= The exercise =
Copy verbatim the lines running from the line with "price-label: 28.00 xyxy=(708,65,734,75)" up to and including the line with "price-label: 18.00 xyxy=(708,276,734,286)".

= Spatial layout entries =
__________

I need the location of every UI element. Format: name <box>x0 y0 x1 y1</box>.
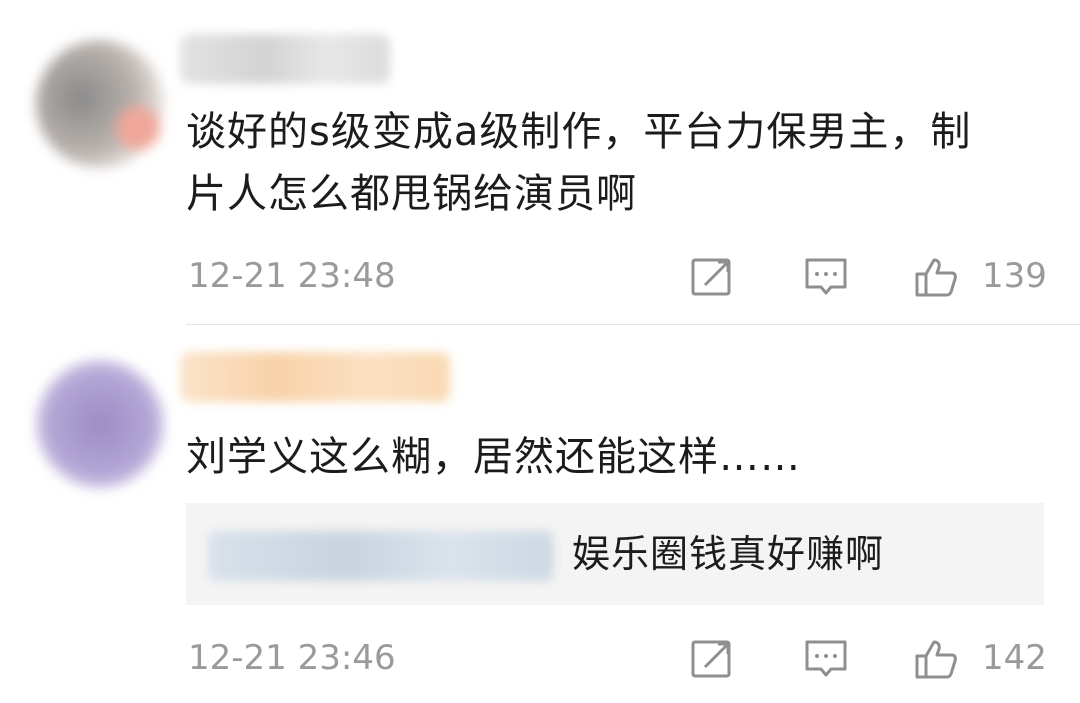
share-icon[interactable] <box>690 639 734 679</box>
reply-box[interactable]: 娱乐圈钱真好赚啊 <box>186 503 1044 605</box>
comment-item: 刘学义这么糊，居然还能这样…… 娱乐圈钱真好赚啊 12-21 23:46 142 <box>0 0 1080 703</box>
reply-username-blurred[interactable] <box>208 531 553 581</box>
comment-meta: 12-21 23:46 142 <box>186 633 1047 683</box>
comment-time: 12-21 23:46 <box>188 638 396 678</box>
comment-text: 刘学义这么糊，居然还能这样…… <box>186 426 1056 488</box>
like-count: 142 <box>982 638 1047 678</box>
username-blurred[interactable] <box>180 352 450 402</box>
reply-text: 娱乐圈钱真好赚啊 <box>572 532 885 576</box>
like-icon[interactable] <box>914 639 958 679</box>
avatar[interactable] <box>36 360 164 488</box>
comment-text-line: 刘学义这么糊，居然还能这样…… <box>186 434 801 480</box>
comment-icon[interactable] <box>804 639 848 679</box>
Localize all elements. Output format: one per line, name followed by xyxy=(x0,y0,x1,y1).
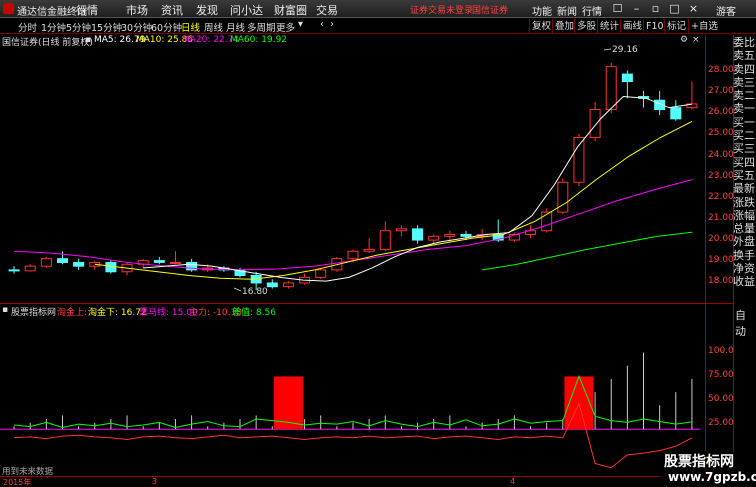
price-label: 28.00 xyxy=(708,65,734,75)
indicator-axis-label: 75.00 xyxy=(708,370,734,380)
candle-body xyxy=(73,261,85,267)
indicator-axis-label: 50.00 xyxy=(708,394,734,404)
ma5-line xyxy=(143,95,693,282)
watermark-url: www.7gpzb.com xyxy=(668,470,756,484)
candle-body xyxy=(153,260,165,263)
candle-body xyxy=(24,265,36,272)
candle-body xyxy=(40,258,52,267)
price-label: 20.00 xyxy=(708,234,734,244)
axis-month-3: 3 xyxy=(152,477,158,486)
candle-body xyxy=(670,107,682,120)
quote-item-buy3[interactable]: 买三 xyxy=(733,142,756,155)
candle-body xyxy=(363,248,375,252)
price-label: 18.00 xyxy=(708,276,734,286)
candle-body xyxy=(315,269,327,278)
user-guest[interactable]: 游客 xyxy=(716,3,736,18)
high-marker-pointer xyxy=(603,48,612,51)
price-label: 27.00 xyxy=(708,86,734,96)
watermark-title: 股票指标网 xyxy=(664,454,734,470)
candle-body xyxy=(557,181,569,213)
quote-item-sell3[interactable]: 卖三 xyxy=(733,76,756,89)
future-data-note: 用到未来数据 xyxy=(2,467,54,477)
candle-body xyxy=(412,228,424,241)
quote-item-buy2[interactable]: 买二 xyxy=(733,129,756,142)
candle-body xyxy=(460,233,472,237)
candle-body xyxy=(605,66,617,111)
price-axis-border xyxy=(705,35,706,477)
axis-year-label: 2015年 xyxy=(3,478,32,487)
axis-month-4: 4 xyxy=(510,477,516,486)
quote-item-buy4[interactable]: 买四 xyxy=(733,156,756,169)
price-label: 24.00 xyxy=(708,150,734,160)
quote-item-sell2[interactable]: 卖二 xyxy=(733,89,756,102)
candle-body xyxy=(347,250,359,260)
quote-item-turnover[interactable]: 换手 xyxy=(733,249,756,262)
candle-body xyxy=(395,228,407,232)
candle-body xyxy=(169,261,181,264)
candle-body xyxy=(444,233,456,237)
quote-item-sell5[interactable]: 卖五 xyxy=(733,49,756,62)
quote-item-change[interactable]: 涨跌 xyxy=(733,196,756,209)
candle-body xyxy=(379,230,391,250)
quote-item-volume[interactable]: 总量 xyxy=(733,222,756,235)
quote-item-net-assets[interactable]: 净资 xyxy=(733,262,756,275)
price-label: 21.00 xyxy=(708,213,734,223)
candle-body xyxy=(56,258,68,263)
quote-item-buy1[interactable]: 买一 xyxy=(733,116,756,129)
candle-body xyxy=(621,73,633,83)
indicator-axis-label: 100.0 xyxy=(708,346,734,356)
ma10-line xyxy=(94,121,693,280)
quote-item-buy5[interactable]: 买五 xyxy=(733,169,756,182)
high-price-marker: 29.16 xyxy=(612,45,638,55)
indicator-axis-label: 25.00 xyxy=(708,418,734,428)
price-label: 25.00 xyxy=(708,128,734,138)
watermark: 股票指标网 www.7gpzb.com xyxy=(660,451,756,487)
price-label: 26.00 xyxy=(708,107,734,117)
indicator-plot xyxy=(0,352,700,469)
kline-chart[interactable]: 29.16 16.80 xyxy=(0,0,705,477)
candle-body xyxy=(573,137,585,183)
candle-body xyxy=(428,235,440,241)
price-label: 23.00 xyxy=(708,171,734,181)
quote-side-panel: 委比 卖五 卖四 卖三 卖二 卖一 买一 买二 买三 买四 买五 最新 涨跌 涨… xyxy=(733,36,756,289)
candle-body xyxy=(282,282,294,288)
quote-item-earnings[interactable]: 收益 xyxy=(733,275,756,288)
candle-body xyxy=(589,109,601,139)
price-label: 22.00 xyxy=(708,192,734,202)
quote-item-sell4[interactable]: 卖四 xyxy=(733,63,756,76)
price-label: 19.00 xyxy=(708,255,734,265)
low-marker-pointer xyxy=(233,287,242,292)
quote-item-change-pct[interactable]: 涨幅 xyxy=(733,209,756,222)
low-price-marker: 16.80 xyxy=(242,287,268,297)
quote-item-outer[interactable]: 外盘 xyxy=(733,235,756,248)
quote-item-sell1[interactable]: 卖一 xyxy=(733,102,756,115)
candles xyxy=(8,62,698,291)
quote-item-latest[interactable]: 最新 xyxy=(733,182,756,195)
time-axis: 2015年 3 4 xyxy=(0,477,705,487)
quote-item-weibi[interactable]: 委比 xyxy=(733,36,756,49)
candle-body xyxy=(8,269,20,272)
auto-button[interactable]: 自动 xyxy=(735,307,756,339)
candle-body xyxy=(266,282,278,288)
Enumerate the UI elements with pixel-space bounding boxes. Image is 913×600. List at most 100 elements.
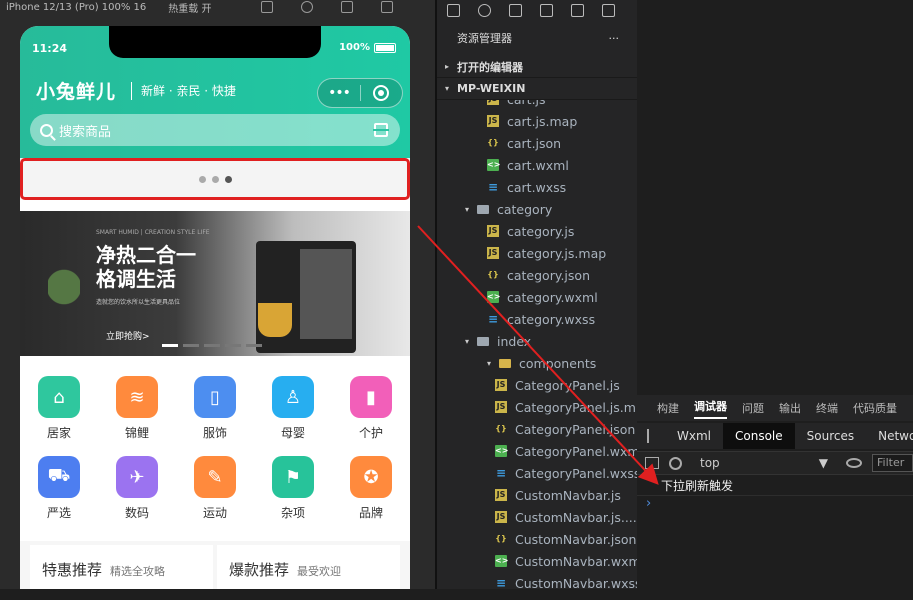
panel-tab[interactable]: 构建 (657, 400, 679, 416)
file-item[interactable]: <> category.wxml (487, 286, 598, 308)
wxml-file-icon: <> (495, 555, 509, 567)
file-name: cart.wxss (507, 179, 567, 195)
close-miniprogram-icon[interactable] (373, 85, 389, 101)
inspect-element-icon[interactable] (647, 429, 649, 443)
panel-tab[interactable]: 调试器 (694, 398, 727, 419)
file-item[interactable]: <> CategoryPanel.wxml (495, 440, 637, 462)
category-item[interactable]: ✎ 运动 (185, 456, 245, 521)
hotreload-select[interactable]: 热重载 开 (168, 0, 211, 15)
folder-item[interactable]: ▾ components (487, 352, 596, 374)
card-special-offer[interactable]: 特惠推荐 精选全攻略 (30, 545, 213, 589)
outline-icon[interactable] (571, 3, 584, 17)
folder-item[interactable]: ▾ category (465, 198, 552, 220)
file-item[interactable]: {} cart.json (487, 132, 561, 154)
file-item[interactable]: <> cart.wxml (487, 154, 569, 176)
file-item[interactable]: JS category.js (487, 220, 574, 242)
folder-item[interactable]: ▾ index (465, 330, 531, 352)
js-file-icon: JS (487, 247, 499, 259)
file-item[interactable]: JS cart.js (487, 100, 546, 110)
chevron-down-icon: ▾ (445, 84, 450, 93)
file-item[interactable]: JS CustomNavbar.js (495, 484, 621, 506)
scan-icon[interactable] (373, 123, 389, 137)
battery-status: 100% (339, 42, 396, 53)
file-item[interactable]: {} CategoryPanel.json (495, 418, 635, 440)
file-item[interactable]: JS category.js.map (487, 242, 606, 264)
context-value: top (700, 456, 720, 470)
explorer-icon[interactable] (447, 3, 460, 17)
status-time: 11:24 (32, 42, 68, 55)
file-item[interactable]: ≡ category.wxss (487, 308, 595, 330)
panel-tab[interactable]: 输出 (779, 400, 801, 416)
card-title: 特惠推荐 (42, 561, 103, 579)
tool-tab-console[interactable]: Console (723, 423, 795, 449)
category-item[interactable]: ♙ 母婴 (263, 376, 323, 441)
file-item[interactable]: JS CategoryPanel.js (495, 374, 620, 396)
panel-tab[interactable]: 问题 (742, 400, 764, 416)
pager-dot (204, 344, 220, 347)
file-item[interactable]: JS CategoryPanel.js.m... (495, 396, 637, 418)
category-item[interactable]: ≋ 锦鲤 (107, 376, 167, 441)
category-item[interactable]: ⛟ 严选 (29, 456, 89, 521)
tool-tab-network[interactable]: Network (866, 423, 913, 449)
card-hot-items[interactable]: 爆款推荐 最受欢迎 (217, 545, 400, 589)
category-item[interactable]: ▮ 个护 (341, 376, 401, 441)
wxss-file-icon: ≡ (495, 466, 507, 480)
panel-tab[interactable]: 代码质量 (853, 400, 897, 416)
filter-input[interactable]: Filter (872, 454, 913, 472)
file-item[interactable]: JS CustomNavbar.js.... (495, 506, 637, 528)
refresh-indicator-highlight (20, 158, 410, 200)
file-item[interactable]: ≡ CustomNavbar.wxss (495, 572, 637, 594)
category-item[interactable]: ▯ 服饰 (185, 376, 245, 441)
extensions-icon[interactable] (540, 3, 553, 17)
more-actions-icon[interactable]: ··· (609, 32, 620, 45)
console-prompt[interactable]: › (646, 496, 651, 511)
tool-tab-sources[interactable]: Sources (795, 423, 866, 449)
banner-pager (162, 344, 262, 347)
category-item[interactable]: ⚑ 杂项 (263, 456, 323, 521)
file-item[interactable]: ≡ cart.wxss (487, 176, 566, 198)
source-control-icon[interactable] (509, 3, 522, 17)
phone-icon[interactable] (341, 1, 354, 13)
file-item[interactable]: ≡ CategoryPanel.wxss (495, 462, 637, 484)
project-section[interactable]: ▾ MP-WEIXIN (437, 78, 637, 100)
more-menu-icon[interactable]: ••• (318, 85, 360, 101)
explorer-title: 资源管理器 (457, 32, 512, 45)
context-select[interactable]: top ▼ (694, 456, 834, 470)
refresh-icon[interactable] (261, 1, 274, 13)
file-item[interactable]: {} category.json (487, 264, 590, 286)
card-title: 爆款推荐 (229, 561, 290, 579)
category-icon: ✎ (194, 456, 236, 498)
open-editors-section[interactable]: ▸ 打开的编辑器 (437, 56, 637, 78)
clear-console-icon[interactable] (669, 456, 682, 470)
device-select[interactable]: iPhone 12/13 (Pro) 100% 16 (6, 2, 146, 13)
search-bar[interactable]: 搜索商品 (30, 114, 400, 146)
devtools-area (637, 0, 913, 589)
file-item[interactable]: JS cart.js.map (487, 110, 577, 132)
wxss-file-icon: ≡ (487, 180, 499, 194)
panel-tab[interactable]: 终端 (816, 400, 838, 416)
detach-window-icon[interactable] (381, 1, 394, 13)
sidebar-toggle-icon[interactable] (645, 457, 659, 469)
category-item[interactable]: ✈ 数码 (107, 456, 167, 521)
json-file-icon: {} (495, 534, 507, 543)
file-item[interactable]: {} CustomNavbar.json (495, 528, 636, 550)
category-label: 严选 (46, 506, 71, 520)
simulator-toolbar: iPhone 12/13 (Pro) 100% 16 热重载 开 (0, 0, 437, 15)
category-icon: ▯ (194, 376, 236, 418)
eye-icon[interactable] (846, 458, 862, 468)
buy-now-link[interactable]: 立即抢购> (106, 329, 150, 342)
category-item[interactable]: ✪ 品牌 (341, 456, 401, 521)
file-name: category.js (507, 223, 575, 239)
json-file-icon: {} (487, 138, 499, 147)
category-item[interactable]: ⌂ 居家 (29, 376, 89, 441)
spacer (20, 200, 410, 211)
loading-dot (224, 175, 232, 183)
stop-icon[interactable] (301, 1, 314, 13)
docker-icon[interactable] (602, 3, 615, 17)
promo-banner[interactable]: SMART HUMID | CREATION STYLE LIFE 净热二合一 … (20, 211, 410, 356)
wxml-file-icon: <> (495, 445, 509, 457)
pager-dot (162, 344, 178, 347)
tool-tab-wxml[interactable]: Wxml (665, 423, 723, 449)
file-item[interactable]: <> CustomNavbar.wxml (495, 550, 637, 572)
search-icon[interactable] (478, 3, 491, 17)
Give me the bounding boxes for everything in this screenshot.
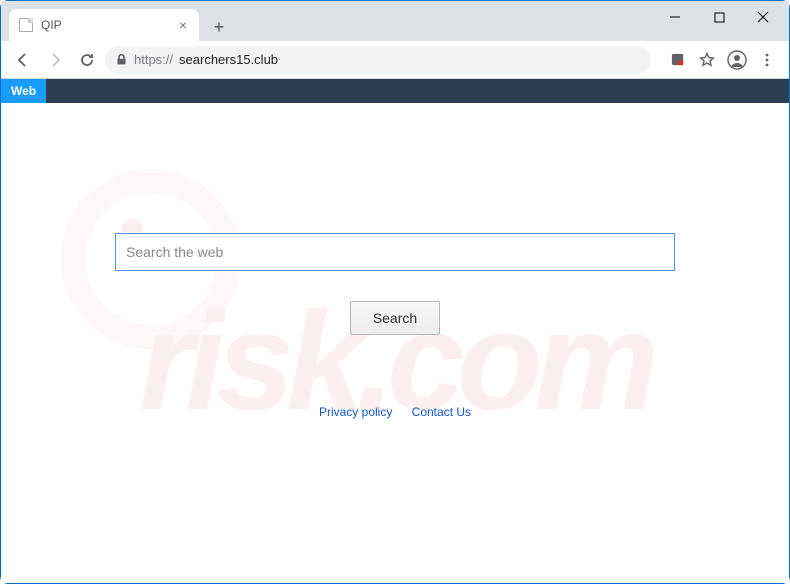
url-protocol: https:// (134, 52, 173, 67)
close-icon[interactable]: × (177, 17, 189, 33)
url-host: searchers15.club (179, 52, 278, 67)
page-content: Web risk.com Search Privacy policy Conta… (1, 79, 789, 583)
minimize-button[interactable] (653, 1, 697, 33)
menu-icon[interactable] (753, 46, 781, 74)
browser-titlebar: QIP × + (1, 1, 789, 41)
contact-us-link[interactable]: Contact Us (412, 405, 471, 419)
site-nav-bar: Web (1, 79, 789, 103)
window-controls (653, 1, 785, 33)
extension-icon[interactable] (663, 46, 691, 74)
close-window-button[interactable] (741, 1, 785, 33)
nav-tab-web[interactable]: Web (1, 79, 46, 103)
tab-title: QIP (41, 18, 169, 32)
browser-toolbar: https:// searchers15.club (1, 41, 789, 79)
maximize-button[interactable] (697, 1, 741, 33)
address-bar[interactable]: https:// searchers15.club (105, 46, 651, 74)
back-button[interactable] (9, 46, 37, 74)
new-tab-button[interactable]: + (205, 13, 233, 41)
profile-avatar-icon[interactable] (723, 46, 751, 74)
privacy-policy-link[interactable]: Privacy policy (319, 405, 392, 419)
browser-tab[interactable]: QIP × (9, 9, 199, 41)
lock-icon (115, 53, 128, 66)
search-button[interactable]: Search (350, 301, 440, 335)
forward-button[interactable] (41, 46, 69, 74)
search-input[interactable] (115, 233, 675, 271)
footer-links: Privacy policy Contact Us (311, 405, 479, 419)
reload-button[interactable] (73, 46, 101, 74)
bookmark-star-icon[interactable] (693, 46, 721, 74)
page-icon (19, 18, 33, 32)
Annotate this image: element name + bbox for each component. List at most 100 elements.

__________

= Correct output =
price-label: 28.00 xyxy=(708,65,734,75)
indicator-axis-label: 75.00 xyxy=(708,370,734,380)
candle-body xyxy=(73,261,85,267)
indicator-axis-label: 50.00 xyxy=(708,394,734,404)
ma5-line xyxy=(143,95,693,282)
watermark-url: www.7gpzb.com xyxy=(668,470,756,484)
candle-body xyxy=(153,260,165,263)
candle-body xyxy=(24,265,36,272)
candle-body xyxy=(40,258,52,267)
price-label: 20.00 xyxy=(708,234,734,244)
axis-month-3: 3 xyxy=(152,477,158,486)
candle-body xyxy=(670,107,682,120)
quote-item-buy3[interactable]: 买三 xyxy=(733,142,756,155)
candle-body xyxy=(363,248,375,252)
price-label: 18.00 xyxy=(708,276,734,286)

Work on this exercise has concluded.